- [Written exercise]: Look through the data below and return each line where "弑天使者" appears.
*****
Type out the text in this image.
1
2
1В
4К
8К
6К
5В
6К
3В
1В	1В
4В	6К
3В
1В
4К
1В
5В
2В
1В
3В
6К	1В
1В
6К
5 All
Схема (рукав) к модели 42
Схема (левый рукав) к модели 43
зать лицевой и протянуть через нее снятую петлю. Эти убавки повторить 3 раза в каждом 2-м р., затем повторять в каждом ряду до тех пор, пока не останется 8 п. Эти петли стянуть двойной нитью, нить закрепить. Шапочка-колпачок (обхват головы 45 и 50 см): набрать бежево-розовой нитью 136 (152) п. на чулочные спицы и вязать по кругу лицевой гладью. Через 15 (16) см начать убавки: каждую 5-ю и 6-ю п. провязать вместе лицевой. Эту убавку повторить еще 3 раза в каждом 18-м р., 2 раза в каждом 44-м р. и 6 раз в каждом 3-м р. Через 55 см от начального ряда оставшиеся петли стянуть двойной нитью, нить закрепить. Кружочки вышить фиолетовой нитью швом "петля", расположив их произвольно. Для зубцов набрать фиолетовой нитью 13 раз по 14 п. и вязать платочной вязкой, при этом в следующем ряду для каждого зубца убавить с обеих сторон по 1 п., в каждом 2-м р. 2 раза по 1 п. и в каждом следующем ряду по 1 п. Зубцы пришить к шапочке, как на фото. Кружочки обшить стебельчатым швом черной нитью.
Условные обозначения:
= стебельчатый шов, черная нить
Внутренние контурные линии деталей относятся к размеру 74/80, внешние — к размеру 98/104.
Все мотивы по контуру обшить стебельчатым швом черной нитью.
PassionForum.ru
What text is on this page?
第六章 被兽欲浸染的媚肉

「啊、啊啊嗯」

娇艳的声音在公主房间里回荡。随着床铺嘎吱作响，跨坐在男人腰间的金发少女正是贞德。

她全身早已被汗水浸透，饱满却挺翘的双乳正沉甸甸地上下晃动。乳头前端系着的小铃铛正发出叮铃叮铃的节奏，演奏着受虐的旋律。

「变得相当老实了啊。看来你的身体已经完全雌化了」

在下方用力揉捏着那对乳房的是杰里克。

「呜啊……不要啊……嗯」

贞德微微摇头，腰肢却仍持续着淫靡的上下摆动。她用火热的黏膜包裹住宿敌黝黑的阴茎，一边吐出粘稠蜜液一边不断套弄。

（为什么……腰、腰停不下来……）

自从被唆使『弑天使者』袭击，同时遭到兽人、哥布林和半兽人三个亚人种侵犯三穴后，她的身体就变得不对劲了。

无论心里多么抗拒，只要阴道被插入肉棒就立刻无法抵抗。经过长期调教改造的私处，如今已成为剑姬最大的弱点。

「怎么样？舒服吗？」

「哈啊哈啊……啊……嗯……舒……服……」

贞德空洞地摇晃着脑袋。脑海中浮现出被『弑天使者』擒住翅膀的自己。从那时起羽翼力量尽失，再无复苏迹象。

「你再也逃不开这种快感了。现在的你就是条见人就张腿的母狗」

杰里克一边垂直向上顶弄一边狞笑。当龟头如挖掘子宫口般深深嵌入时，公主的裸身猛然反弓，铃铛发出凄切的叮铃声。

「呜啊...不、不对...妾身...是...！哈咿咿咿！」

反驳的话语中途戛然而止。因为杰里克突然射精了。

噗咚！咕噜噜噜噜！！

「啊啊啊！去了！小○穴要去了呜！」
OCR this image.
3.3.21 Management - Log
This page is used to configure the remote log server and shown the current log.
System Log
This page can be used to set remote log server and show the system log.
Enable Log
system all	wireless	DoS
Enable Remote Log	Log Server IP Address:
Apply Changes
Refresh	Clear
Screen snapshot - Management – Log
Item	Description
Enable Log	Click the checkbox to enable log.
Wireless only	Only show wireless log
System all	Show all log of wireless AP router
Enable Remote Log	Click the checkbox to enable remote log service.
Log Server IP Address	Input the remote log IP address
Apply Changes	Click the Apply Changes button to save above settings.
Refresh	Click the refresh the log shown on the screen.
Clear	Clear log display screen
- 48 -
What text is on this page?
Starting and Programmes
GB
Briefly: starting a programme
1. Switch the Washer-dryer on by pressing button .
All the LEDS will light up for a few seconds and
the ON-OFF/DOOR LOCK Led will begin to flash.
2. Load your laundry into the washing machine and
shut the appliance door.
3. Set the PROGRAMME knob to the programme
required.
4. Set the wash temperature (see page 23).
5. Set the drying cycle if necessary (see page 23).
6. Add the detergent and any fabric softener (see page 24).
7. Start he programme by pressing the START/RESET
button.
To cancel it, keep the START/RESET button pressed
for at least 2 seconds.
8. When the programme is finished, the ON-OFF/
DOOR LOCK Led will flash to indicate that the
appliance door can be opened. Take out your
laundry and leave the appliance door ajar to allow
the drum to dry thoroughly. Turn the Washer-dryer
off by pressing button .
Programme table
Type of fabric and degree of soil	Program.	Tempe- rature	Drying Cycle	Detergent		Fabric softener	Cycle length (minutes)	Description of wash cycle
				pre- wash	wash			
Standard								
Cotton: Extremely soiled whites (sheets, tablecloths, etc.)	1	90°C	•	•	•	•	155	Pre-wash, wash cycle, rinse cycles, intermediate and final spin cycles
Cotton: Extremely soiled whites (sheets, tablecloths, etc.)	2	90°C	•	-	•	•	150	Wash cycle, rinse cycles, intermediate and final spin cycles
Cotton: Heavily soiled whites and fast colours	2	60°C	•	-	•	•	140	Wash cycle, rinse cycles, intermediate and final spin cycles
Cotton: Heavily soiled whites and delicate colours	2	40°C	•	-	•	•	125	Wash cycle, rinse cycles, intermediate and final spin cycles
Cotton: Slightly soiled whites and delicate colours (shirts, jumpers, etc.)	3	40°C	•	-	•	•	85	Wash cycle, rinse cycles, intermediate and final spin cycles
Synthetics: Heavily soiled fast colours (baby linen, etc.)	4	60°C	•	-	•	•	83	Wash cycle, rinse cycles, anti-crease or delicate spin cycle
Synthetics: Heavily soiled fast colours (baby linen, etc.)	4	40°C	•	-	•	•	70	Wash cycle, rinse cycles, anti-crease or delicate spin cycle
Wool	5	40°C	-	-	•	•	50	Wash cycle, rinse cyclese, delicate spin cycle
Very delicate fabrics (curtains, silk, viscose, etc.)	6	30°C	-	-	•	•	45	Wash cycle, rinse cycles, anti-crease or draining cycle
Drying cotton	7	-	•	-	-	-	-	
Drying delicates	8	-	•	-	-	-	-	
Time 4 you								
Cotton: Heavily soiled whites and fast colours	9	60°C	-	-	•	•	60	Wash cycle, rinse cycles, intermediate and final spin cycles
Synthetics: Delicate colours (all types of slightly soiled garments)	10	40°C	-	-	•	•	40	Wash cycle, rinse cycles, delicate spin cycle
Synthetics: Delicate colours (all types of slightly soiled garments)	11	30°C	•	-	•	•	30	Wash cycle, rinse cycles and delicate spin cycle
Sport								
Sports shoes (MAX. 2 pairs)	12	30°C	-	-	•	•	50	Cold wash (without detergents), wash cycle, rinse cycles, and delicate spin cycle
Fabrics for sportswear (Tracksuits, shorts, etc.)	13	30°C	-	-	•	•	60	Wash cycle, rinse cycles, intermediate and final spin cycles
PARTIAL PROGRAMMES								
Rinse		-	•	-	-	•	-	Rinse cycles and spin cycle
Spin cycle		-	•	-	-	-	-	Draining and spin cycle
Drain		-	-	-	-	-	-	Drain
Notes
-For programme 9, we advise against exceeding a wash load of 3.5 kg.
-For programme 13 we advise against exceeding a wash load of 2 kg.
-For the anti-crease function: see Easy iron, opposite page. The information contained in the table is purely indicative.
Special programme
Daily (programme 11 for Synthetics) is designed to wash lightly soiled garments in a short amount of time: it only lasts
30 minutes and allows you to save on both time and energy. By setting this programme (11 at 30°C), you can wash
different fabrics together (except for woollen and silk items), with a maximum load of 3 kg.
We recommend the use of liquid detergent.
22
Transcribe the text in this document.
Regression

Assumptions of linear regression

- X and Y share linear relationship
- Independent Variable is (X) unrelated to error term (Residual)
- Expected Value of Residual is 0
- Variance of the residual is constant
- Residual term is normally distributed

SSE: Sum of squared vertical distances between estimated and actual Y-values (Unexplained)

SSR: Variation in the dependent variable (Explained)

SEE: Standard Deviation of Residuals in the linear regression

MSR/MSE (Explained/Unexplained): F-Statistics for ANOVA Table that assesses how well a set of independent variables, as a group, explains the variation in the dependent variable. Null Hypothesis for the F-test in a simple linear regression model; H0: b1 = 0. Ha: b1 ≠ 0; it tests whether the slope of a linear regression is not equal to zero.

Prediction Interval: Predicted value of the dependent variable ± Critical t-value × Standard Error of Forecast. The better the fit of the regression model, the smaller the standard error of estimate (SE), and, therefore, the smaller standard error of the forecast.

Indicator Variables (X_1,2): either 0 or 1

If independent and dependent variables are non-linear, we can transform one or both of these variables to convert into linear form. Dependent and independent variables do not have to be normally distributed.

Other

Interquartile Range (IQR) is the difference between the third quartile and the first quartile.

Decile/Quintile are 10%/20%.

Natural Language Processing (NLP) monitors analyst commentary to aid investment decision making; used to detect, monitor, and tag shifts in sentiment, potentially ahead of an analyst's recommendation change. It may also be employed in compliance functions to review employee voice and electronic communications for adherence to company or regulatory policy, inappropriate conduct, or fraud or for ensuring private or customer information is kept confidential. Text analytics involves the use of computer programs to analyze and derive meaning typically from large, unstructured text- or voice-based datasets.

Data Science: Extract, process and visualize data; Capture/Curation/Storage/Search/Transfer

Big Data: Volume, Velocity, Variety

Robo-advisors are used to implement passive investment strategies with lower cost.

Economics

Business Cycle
*****
- [Result of the exercise]:
自从被唆使『弑天使者』袭击，同时遭到兽人、哥布林和半兽人三个亚人种侵犯三穴后，她的身体就变得不对劲了。
贞德空洞地摇晃着脑袋。脑海中浮现出被『弑天使者』擒住翅膀的自己。从那时起羽翼力量尽失，再无复苏迹象。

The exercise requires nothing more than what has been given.